The Film and Television Producers Guild of India in association with Hungama.com presented the second Entertainment, Media and Marketing Forum – EM2 2005 on September 21. The one-day seminar on ‘How Brands Connect with India’s Entertainment Economy’ targeted the marketers, film and TV producers, media and marketing companies.
Elaborating on the rationale of the forum, Amit Khanna, President, Film and Television Producers Guild of India, said, “At a time when the entertainment and media industry in India is attracting global attention, it is important to create forums like EM2. The guild, which represents the who’s who of film and TV production, hopes to get a meaningful dialogue going between creators, media, advertisers and other professionals to leverage each other’s strengths leading to a win-win situation for all.”
Setting the tone for the sessions, Peter Mukerjea, CEO, STAR TV India, stated in his keynote address, “Statistics in the US media market suggest that we are making only 25 per cent of the revenue we can make from the box office as 75 per cent of the revenues actually is and can be generated from other streams. The role of marketing in media is big and will get even bigger, but marketers need to see marketing not just as a cost of investment but, in fact, make enough and more investment in marketing of the products.”
He added, “Creating strong brand equity and superior compelling contact were the essence and soul of our business. Also, for being able to generate more revenue, marketers need to have a strong grip on the consumer pulse and then have to start injecting more excitement – the ‘E’ factor – into the brand. Once this is done, only then can you deliver consumer experience.”

■ **TASK GOAL**:
Can you repeat the part of the EM2 forum report that opens with the words containing "The Film and" and closes with "and marketing companies.", changing "seminar" to "conference"?

■ **DATA LINES**:

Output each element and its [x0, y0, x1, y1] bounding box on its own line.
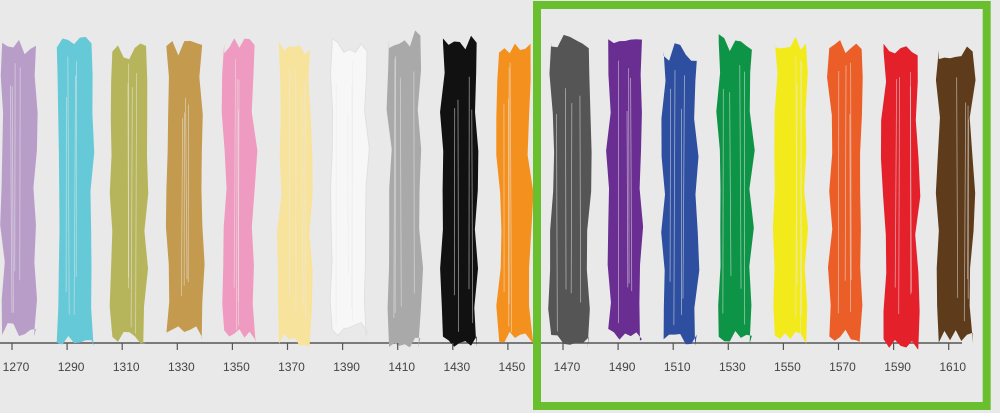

■ **RESULT BELOW**:
The Film and Television Producers Guild of India in association with Hungama.com presented the second Entertainment, Media and Marketing Forum – EM2 2005 on September 21. The one-day conference on ‘How Brands Connect with India’s Entertainment Economy’ targeted the marketers, film and TV producers, media and marketing companies.